_Entries shown_:
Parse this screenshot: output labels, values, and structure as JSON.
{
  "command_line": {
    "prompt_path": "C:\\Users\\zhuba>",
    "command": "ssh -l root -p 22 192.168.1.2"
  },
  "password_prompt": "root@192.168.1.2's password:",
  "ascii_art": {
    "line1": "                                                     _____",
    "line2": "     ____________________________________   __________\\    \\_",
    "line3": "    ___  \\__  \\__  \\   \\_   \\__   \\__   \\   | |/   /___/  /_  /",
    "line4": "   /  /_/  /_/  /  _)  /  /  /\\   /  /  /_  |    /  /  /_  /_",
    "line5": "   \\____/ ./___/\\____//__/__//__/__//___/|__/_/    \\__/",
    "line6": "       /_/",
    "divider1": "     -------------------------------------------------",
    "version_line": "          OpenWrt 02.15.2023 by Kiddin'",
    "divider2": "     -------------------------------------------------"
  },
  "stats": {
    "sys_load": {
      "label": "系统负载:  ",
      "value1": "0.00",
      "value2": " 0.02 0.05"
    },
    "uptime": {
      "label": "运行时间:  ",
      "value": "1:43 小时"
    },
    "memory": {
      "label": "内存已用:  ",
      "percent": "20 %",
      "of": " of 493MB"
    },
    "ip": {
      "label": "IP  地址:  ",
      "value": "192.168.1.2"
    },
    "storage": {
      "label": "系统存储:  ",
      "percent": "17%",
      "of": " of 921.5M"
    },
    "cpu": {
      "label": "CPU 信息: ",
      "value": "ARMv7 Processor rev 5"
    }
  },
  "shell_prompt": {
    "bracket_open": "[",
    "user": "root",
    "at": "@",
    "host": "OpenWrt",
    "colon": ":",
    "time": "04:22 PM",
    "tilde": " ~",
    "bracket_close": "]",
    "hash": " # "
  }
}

_Problem requirements_: Which lines contain "OpenWrt"? Show each of them.

_Answer to the task_:
    "version_line": "          OpenWrt 02.15.2023 by Kiddin'",
    "host": "OpenWrt",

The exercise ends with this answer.